SUPPLIED ENTRIES -
[Begin]
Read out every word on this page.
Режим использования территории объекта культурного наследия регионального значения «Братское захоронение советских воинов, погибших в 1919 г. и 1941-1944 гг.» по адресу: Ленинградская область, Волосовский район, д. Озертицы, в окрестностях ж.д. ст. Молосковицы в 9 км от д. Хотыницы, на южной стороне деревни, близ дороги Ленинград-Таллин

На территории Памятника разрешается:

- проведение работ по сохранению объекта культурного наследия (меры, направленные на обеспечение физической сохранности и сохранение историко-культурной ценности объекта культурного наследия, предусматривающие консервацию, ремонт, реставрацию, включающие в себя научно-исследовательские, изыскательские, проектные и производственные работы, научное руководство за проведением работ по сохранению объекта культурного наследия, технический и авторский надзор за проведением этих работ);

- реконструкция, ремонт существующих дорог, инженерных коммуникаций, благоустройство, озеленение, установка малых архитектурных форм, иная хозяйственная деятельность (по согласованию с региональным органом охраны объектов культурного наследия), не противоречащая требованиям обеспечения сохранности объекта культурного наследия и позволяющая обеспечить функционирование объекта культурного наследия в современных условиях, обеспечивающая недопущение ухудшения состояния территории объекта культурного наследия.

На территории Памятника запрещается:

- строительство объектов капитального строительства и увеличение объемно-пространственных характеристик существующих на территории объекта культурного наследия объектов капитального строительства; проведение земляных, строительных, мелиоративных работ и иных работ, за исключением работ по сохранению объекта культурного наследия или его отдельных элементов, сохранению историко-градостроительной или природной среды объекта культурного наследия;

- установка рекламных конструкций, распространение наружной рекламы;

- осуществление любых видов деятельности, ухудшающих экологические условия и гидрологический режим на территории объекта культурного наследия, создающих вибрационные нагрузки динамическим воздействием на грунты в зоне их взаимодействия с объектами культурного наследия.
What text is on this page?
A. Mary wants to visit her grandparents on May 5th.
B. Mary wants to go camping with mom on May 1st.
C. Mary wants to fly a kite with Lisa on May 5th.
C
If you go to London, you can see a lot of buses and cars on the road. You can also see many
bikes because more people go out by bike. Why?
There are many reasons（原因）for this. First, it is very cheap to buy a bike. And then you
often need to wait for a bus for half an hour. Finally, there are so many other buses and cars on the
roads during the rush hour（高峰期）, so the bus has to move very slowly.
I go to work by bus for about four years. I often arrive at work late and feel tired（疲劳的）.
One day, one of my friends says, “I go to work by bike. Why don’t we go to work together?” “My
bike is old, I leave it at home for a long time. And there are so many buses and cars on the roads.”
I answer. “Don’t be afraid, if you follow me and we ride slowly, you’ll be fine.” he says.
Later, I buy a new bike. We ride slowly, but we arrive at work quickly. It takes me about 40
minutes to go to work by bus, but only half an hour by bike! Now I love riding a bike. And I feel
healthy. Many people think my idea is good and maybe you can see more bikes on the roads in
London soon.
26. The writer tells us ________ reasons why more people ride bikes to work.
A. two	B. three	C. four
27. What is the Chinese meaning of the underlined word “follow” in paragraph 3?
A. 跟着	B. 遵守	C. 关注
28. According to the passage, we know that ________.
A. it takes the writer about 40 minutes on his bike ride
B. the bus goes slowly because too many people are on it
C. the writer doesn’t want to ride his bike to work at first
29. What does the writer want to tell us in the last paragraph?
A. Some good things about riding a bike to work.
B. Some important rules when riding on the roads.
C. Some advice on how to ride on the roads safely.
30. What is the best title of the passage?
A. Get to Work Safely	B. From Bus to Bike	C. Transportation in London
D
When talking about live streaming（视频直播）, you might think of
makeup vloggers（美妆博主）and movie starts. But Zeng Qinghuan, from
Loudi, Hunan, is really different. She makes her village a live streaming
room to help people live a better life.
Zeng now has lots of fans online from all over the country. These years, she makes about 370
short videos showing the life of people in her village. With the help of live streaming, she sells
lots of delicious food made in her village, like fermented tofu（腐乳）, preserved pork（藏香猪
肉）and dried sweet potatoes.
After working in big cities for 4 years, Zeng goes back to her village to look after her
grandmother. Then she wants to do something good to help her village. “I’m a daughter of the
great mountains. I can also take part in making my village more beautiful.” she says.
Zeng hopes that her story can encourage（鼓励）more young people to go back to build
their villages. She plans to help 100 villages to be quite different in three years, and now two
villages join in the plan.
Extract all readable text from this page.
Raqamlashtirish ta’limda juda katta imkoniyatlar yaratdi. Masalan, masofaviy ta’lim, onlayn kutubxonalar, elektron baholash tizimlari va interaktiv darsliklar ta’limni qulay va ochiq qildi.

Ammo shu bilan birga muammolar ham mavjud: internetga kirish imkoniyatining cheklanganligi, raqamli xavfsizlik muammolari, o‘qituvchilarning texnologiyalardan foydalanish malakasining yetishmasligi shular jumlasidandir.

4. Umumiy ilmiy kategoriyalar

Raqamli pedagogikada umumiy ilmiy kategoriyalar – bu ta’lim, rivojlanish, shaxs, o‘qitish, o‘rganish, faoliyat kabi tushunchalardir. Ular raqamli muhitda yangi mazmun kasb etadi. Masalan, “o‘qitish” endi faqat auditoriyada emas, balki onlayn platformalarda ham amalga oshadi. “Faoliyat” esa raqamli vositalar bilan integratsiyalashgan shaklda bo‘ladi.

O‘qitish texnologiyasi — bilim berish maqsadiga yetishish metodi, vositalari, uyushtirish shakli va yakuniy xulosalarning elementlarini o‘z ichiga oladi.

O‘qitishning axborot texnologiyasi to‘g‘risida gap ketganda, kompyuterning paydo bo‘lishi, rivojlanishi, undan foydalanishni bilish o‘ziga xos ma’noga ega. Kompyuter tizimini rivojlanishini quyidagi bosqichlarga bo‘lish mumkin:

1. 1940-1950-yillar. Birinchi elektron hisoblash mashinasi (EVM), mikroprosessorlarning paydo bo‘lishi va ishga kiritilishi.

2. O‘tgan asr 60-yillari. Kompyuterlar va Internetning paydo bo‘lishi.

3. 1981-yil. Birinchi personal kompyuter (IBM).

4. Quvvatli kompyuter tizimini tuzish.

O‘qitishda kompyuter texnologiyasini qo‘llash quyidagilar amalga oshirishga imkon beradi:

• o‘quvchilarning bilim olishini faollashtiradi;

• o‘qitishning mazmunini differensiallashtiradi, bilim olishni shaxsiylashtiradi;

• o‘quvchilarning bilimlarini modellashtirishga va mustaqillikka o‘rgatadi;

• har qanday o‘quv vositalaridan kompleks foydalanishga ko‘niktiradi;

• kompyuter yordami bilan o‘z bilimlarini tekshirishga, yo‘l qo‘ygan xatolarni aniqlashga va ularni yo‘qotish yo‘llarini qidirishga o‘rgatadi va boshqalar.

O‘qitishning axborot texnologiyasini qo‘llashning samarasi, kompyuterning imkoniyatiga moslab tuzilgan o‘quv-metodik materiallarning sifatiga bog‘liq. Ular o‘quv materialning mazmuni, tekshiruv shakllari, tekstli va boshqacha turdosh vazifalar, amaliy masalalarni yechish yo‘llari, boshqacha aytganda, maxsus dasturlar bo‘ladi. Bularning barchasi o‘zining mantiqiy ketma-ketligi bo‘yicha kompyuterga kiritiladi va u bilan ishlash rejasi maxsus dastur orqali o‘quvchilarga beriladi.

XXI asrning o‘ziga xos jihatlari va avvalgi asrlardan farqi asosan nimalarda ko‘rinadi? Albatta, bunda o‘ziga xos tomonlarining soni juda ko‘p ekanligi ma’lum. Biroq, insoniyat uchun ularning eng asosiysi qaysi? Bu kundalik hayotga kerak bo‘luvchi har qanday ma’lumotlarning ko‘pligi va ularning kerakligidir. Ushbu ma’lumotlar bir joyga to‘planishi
[End]
Reproduce the entries above in full by retyping them exactly.

THE RESULT -
Read out every word on this page.
Режим использования территории объекта культурного наследия регионального значения «Братское захоронение советских воинов, погибших в 1919 г. и 1941-1944 гг.» по адресу: Ленинградская область, Волосовский район, д. Озертицы, в окрестностях ж.д. ст. Молосковицы в 9 км от д. Хотыницы, на южной стороне деревни, близ дороги Ленинград-Таллин

На территории Памятника разрешается:

- проведение работ по сохранению объекта культурного наследия (меры, направленные на обеспечение физической сохранности и сохранение историко-культурной ценности объекта культурного наследия, предусматривающие консервацию, ремонт, реставрацию, включающие в себя научно-исследовательские, изыскательские, проектные и производственные работы, научное руководство за проведением работ по сохранению объекта культурного наследия, технический и авторский надзор за проведением этих работ);

- реконструкция, ремонт существующих дорог, инженерных коммуникаций, благоустройство, озеленение, установка малых архитектурных форм, иная хозяйственная деятельность (по согласованию с региональным органом охраны объектов культурного наследия), не противоречащая требованиям обеспечения сохранности объекта культурного наследия и позволяющая обеспечить функционирование объекта культурного наследия в современных условиях, обеспечивающая недопущение ухудшения состояния территории объекта культурного наследия.

На территории Памятника запрещается:

- строительство объектов капитального строительства и увеличение объемно-пространственных характеристик существующих на территории объекта культурного наследия объектов капитального строительства; проведение земляных, строительных, мелиоративных работ и иных работ, за исключением работ по сохранению объекта культурного наследия или его отдельных элементов, сохранению историко-градостроительной или природной среды объекта культурного наследия;

- установка рекламных конструкций, распространение наружной рекламы;

- осуществление любых видов деятельности, ухудшающих экологические условия и гидрологический режим на территории объекта культурного наследия, создающих вибрационные нагрузки динамическим воздействием на грунты в зоне их взаимодействия с объектами культурного наследия.
What text is on this page?
A. Mary wants to visit her grandparents on May 5th.
B. Mary wants to go camping with mom on May 1st.
C. Mary wants to fly a kite with Lisa on May 5th.
C
If you go to London, you can see a lot of buses and cars on the road. You can also see many
bikes because more people go out by bike. Why?
There are many reasons（原因）for this. First, it is very cheap to buy a bike. And then you
often need to wait for a bus for half an hour. Finally, there are so many other buses and cars on the
roads during the rush hour（高峰期）, so the bus has to move very slowly.
I go to work by bus for about four years. I often arrive at work late and feel tired（疲劳的）.
One day, one of my friends says, “I go to work by bike. Why don’t we go to work together?” “My
bike is old, I leave it at home for a long time. And there are so many buses and cars on the roads.”
I answer. “Don’t be afraid, if you follow me and we ride slowly, you’ll be fine.” he says.
Later, I buy a new bike. We ride slowly, but we arrive at work quickly. It takes me about 40
minutes to go to work by bus, but only half an hour by bike! Now I love riding a bike. And I feel
healthy. Many people think my idea is good and maybe you can see more bikes on the roads in
London soon.
26. The writer tells us ________ reasons why more people ride bikes to work.
A. two	B. three	C. four
27. What is the Chinese meaning of the underlined word “follow” in paragraph 3?
A. 跟着	B. 遵守	C. 关注
28. According to the passage, we know that ________.
A. it takes the writer about 40 minutes on his bike ride
B. the bus goes slowly because too many people are on it
C. the writer doesn’t want to ride his bike to work at first
29. What does the writer want to tell us in the last paragraph?
A. Some good things about riding a bike to work.
B. Some important rules when riding on the roads.
C. Some advice on how to ride on the roads safely.
30. What is the best title of the passage?
A. Get to Work Safely	B. From Bus to Bike	C. Transportation in London
D
When talking about live streaming（视频直播）, you might think of
makeup vloggers（美妆博主）and movie starts. But Zeng Qinghuan, from
Loudi, Hunan, is really different. She makes her village a live streaming
room to help people live a better life.
Zeng now has lots of fans online from all over the country. These years, she makes about 370
short videos showing the life of people in her village. With the help of live streaming, she sells
lots of delicious food made in her village, like fermented tofu（腐乳）, preserved pork（藏香猪
肉）and dried sweet potatoes.
After working in big cities for 4 years, Zeng goes back to her village to look after her
grandmother. Then she wants to do something good to help her village. “I’m a daughter of the
great mountains. I can also take part in making my village more beautiful.” she says.
Zeng hopes that her story can encourage（鼓励）more young people to go back to build
their villages. She plans to help 100 villages to be quite different in three years, and now two
villages join in the plan.
Extract all readable text from this page.
Raqamlashtirish ta’limda juda katta imkoniyatlar yaratdi. Masalan, masofaviy ta’lim, onlayn kutubxonalar, elektron baholash tizimlari va interaktiv darsliklar ta’limni qulay va ochiq qildi.

Ammo shu bilan birga muammolar ham mavjud: internetga kirish imkoniyatining cheklanganligi, raqamli xavfsizlik muammolari, o‘qituvchilarning texnologiyalardan foydalanish malakasining yetishmasligi shular jumlasidandir.

4. Umumiy ilmiy kategoriyalar

Raqamli pedagogikada umumiy ilmiy kategoriyalar – bu ta’lim, rivojlanish, shaxs, o‘qitish, o‘rganish, faoliyat kabi tushunchalardir. Ular raqamli muhitda yangi mazmun kasb etadi. Masalan, “o‘qitish” endi faqat auditoriyada emas, balki onlayn platformalarda ham amalga oshadi. “Faoliyat” esa raqamli vositalar bilan integratsiyalashgan shaklda bo‘ladi.

O‘qitish texnologiyasi — bilim berish maqsadiga yetishish metodi, vositalari, uyushtirish shakli va yakuniy xulosalarning elementlarini o‘z ichiga oladi.

O‘qitishning axborot texnologiyasi to‘g‘risida gap ketganda, kompyuterning paydo bo‘lishi, rivojlanishi, undan foydalanishni bilish o‘ziga xos ma’noga ega. Kompyuter tizimini rivojlanishini quyidagi bosqichlarga bo‘lish mumkin:

1. 1940-1950-yillar. Birinchi elektron hisoblash mashinasi (EVM), mikroprosessorlarning paydo bo‘lishi va ishga kiritilishi.

2. O‘tgan asr 60-yillari. Kompyuterlar va Internetning paydo bo‘lishi.

3. 1981-yil. Birinchi personal kompyuter (IBM).

4. Quvvatli kompyuter tizimini tuzish.

O‘qitishda kompyuter texnologiyasini qo‘llash quyidagilar amalga oshirishga imkon beradi:

• o‘quvchilarning bilim olishini faollashtiradi;

• o‘qitishning mazmunini differensiallashtiradi, bilim olishni shaxsiylashtiradi;

• o‘quvchilarning bilimlarini modellashtirishga va mustaqillikka o‘rgatadi;

• har qanday o‘quv vositalaridan kompleks foydalanishga ko‘niktiradi;

• kompyuter yordami bilan o‘z bilimlarini tekshirishga, yo‘l qo‘ygan xatolarni aniqlashga va ularni yo‘qotish yo‘llarini qidirishga o‘rgatadi va boshqalar.

O‘qitishning axborot texnologiyasini qo‘llashning samarasi, kompyuterning imkoniyatiga moslab tuzilgan o‘quv-metodik materiallarning sifatiga bog‘liq. Ular o‘quv materialning mazmuni, tekshiruv shakllari, tekstli va boshqacha turdosh vazifalar, amaliy masalalarni yechish yo‘llari, boshqacha aytganda, maxsus dasturlar bo‘ladi. Bularning barchasi o‘zining mantiqiy ketma-ketligi bo‘yicha kompyuterga kiritiladi va u bilan ishlash rejasi maxsus dastur orqali o‘quvchilarga beriladi.

XXI asrning o‘ziga xos jihatlari va avvalgi asrlardan farqi asosan nimalarda ko‘rinadi? Albatta, bunda o‘ziga xos tomonlarining soni juda ko‘p ekanligi ma’lum. Biroq, insoniyat uchun ularning eng asosiysi qaysi? Bu kundalik hayotga kerak bo‘luvchi har qanday ma’lumotlarning ko‘pligi va ularning kerakligidir. Ushbu ma’lumotlar bir joyga to‘planishi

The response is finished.